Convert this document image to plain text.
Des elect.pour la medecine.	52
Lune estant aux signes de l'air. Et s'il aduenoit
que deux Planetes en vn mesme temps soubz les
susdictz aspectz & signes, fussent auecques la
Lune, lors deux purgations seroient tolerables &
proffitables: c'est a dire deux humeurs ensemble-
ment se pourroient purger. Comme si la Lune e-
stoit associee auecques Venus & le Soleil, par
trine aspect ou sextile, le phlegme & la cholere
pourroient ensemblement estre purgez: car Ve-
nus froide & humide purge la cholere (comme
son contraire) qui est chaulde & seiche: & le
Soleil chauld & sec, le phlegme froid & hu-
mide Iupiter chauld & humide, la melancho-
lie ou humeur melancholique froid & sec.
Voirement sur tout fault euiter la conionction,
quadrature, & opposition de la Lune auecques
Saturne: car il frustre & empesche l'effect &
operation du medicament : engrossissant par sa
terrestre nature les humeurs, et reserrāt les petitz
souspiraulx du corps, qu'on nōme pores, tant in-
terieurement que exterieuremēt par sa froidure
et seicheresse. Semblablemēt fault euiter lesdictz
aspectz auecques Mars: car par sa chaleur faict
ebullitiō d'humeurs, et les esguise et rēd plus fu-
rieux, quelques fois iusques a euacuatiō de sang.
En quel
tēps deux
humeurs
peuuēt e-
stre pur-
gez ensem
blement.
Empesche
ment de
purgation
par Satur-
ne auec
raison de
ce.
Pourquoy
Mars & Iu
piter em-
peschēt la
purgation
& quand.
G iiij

━━━━━━━━━━━━━━━━━━━━

__What needs to be done__. Every line above should be printed again exactly as it stands.

__Solution for this problem__.
Convert this document image to plain text.
Des elect.pour la medecine.	52
Lune estant aux signes de l'air. Et s'il aduenoit
que deux Planetes en vn mesme temps soubz les
susdictz aspectz & signes, fussent auecques la
Lune, lors deux purgations seroient tolerables &
proffitables: c'est a dire deux humeurs ensemble-
ment se pourroient purger. Comme si la Lune e-
stoit associee auecques Venus & le Soleil, par
trine aspect ou sextile, le phlegme & la cholere
pourroient ensemblement estre purgez: car Ve-
nus froide & humide purge la cholere (comme
son contraire) qui est chaulde & seiche: & le
Soleil chauld & sec, le phlegme froid & hu-
mide Iupiter chauld & humide, la melancho-
lie ou humeur melancholique froid & sec.
Voirement sur tout fault euiter la conionction,
quadrature, & opposition de la Lune auecques
Saturne: car il frustre & empesche l'effect &
operation du medicament : engrossissant par sa
terrestre nature les humeurs, et reserrāt les petitz
souspiraulx du corps, qu'on nōme pores, tant in-
terieurement que exterieuremēt par sa froidure
et seicheresse. Semblablemēt fault euiter lesdictz
aspectz auecques Mars: car par sa chaleur faict
ebullitiō d'humeurs, et les esguise et rēd plus fu-
rieux, quelques fois iusques a euacuatiō de sang.
En quel
tēps deux
humeurs
peuuēt e-
stre pur-
gez ensem
blement.
Empesche
ment de
purgation
par Satur-
ne auec
raison de
ce.
Pourquoy
Mars & Iu
piter em-
peschēt la
purgation
& quand.
G iiij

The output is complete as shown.